Examine the entries and show every line in which the word "acknowledged" is found.

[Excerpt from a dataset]

▼▼▼

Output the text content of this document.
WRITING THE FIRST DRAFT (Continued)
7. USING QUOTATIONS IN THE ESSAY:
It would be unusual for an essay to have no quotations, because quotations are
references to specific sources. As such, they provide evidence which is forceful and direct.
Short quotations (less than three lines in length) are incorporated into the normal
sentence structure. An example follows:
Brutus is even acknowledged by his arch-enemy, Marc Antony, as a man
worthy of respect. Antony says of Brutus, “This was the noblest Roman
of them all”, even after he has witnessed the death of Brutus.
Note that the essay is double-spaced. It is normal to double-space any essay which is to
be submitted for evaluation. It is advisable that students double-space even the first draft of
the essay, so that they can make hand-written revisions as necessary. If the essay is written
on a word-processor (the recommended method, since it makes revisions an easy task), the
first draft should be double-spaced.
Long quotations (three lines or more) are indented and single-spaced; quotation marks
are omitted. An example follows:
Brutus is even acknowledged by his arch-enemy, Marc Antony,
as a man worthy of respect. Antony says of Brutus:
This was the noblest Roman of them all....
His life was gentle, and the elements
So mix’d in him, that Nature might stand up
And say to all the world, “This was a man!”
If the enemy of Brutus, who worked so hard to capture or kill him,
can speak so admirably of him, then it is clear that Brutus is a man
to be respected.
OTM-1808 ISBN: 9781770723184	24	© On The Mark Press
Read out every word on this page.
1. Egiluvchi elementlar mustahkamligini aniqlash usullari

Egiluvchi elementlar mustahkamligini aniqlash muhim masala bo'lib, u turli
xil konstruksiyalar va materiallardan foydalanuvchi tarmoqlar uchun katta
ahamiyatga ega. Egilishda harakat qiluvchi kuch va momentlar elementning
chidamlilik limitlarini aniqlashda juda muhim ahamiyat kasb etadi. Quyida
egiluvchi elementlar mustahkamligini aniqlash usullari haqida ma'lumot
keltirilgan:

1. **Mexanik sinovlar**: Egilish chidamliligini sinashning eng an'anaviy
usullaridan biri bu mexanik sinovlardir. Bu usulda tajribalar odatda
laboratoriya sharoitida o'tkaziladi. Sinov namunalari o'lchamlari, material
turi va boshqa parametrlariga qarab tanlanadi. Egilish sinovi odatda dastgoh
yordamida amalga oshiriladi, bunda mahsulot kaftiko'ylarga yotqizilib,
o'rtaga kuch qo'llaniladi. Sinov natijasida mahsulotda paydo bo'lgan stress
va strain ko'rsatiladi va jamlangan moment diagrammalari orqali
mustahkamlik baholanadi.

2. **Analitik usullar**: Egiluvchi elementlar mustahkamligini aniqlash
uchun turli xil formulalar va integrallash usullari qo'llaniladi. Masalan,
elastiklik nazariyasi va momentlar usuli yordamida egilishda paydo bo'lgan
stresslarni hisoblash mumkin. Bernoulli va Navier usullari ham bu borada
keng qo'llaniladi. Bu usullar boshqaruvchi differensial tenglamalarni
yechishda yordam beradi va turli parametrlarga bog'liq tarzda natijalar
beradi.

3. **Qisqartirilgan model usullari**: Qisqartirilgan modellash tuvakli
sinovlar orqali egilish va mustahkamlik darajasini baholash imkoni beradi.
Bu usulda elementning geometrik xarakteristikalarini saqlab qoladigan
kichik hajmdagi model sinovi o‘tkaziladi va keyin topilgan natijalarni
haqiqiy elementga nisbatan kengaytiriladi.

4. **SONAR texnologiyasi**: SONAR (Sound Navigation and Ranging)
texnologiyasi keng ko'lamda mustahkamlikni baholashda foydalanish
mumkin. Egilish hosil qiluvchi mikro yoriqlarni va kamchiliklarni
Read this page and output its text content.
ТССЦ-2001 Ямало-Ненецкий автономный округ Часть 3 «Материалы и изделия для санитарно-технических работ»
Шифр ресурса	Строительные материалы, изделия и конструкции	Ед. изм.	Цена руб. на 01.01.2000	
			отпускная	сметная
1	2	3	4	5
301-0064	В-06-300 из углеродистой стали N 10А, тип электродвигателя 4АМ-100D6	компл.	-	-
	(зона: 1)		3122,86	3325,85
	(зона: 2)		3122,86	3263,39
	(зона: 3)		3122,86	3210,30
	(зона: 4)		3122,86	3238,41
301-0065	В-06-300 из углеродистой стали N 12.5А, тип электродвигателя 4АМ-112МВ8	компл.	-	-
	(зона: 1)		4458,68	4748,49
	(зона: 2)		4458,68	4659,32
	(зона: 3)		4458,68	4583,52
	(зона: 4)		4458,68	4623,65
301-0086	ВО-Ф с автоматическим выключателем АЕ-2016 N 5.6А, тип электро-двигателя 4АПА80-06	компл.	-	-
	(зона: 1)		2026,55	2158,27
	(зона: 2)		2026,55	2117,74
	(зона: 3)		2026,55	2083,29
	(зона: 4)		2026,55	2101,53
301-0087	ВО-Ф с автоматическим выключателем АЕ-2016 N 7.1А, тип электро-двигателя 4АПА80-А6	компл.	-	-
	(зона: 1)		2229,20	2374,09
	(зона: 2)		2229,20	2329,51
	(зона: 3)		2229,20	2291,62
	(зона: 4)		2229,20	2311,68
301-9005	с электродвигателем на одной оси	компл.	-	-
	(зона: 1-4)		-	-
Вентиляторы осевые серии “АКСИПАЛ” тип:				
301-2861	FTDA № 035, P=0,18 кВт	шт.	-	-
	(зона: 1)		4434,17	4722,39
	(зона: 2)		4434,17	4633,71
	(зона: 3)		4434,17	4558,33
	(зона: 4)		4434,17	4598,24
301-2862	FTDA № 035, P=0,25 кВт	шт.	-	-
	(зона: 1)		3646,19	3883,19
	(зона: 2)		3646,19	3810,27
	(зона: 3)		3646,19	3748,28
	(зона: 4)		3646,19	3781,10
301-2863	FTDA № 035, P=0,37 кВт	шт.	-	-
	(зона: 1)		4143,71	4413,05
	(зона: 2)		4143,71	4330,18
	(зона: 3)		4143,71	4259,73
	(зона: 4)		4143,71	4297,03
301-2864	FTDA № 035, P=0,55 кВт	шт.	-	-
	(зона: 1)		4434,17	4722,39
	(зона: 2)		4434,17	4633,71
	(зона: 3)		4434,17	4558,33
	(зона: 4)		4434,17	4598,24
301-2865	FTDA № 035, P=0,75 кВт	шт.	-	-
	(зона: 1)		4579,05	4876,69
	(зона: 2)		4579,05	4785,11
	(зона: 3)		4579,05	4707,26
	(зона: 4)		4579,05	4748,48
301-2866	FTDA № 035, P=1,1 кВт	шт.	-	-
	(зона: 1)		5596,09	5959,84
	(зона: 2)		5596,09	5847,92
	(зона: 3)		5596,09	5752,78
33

▲▲▲

# Complete output:
Brutus is even acknowledged by his arch-enemy, Marc Antony, as a man
Brutus is even acknowledged by his arch-enemy, Marc Antony,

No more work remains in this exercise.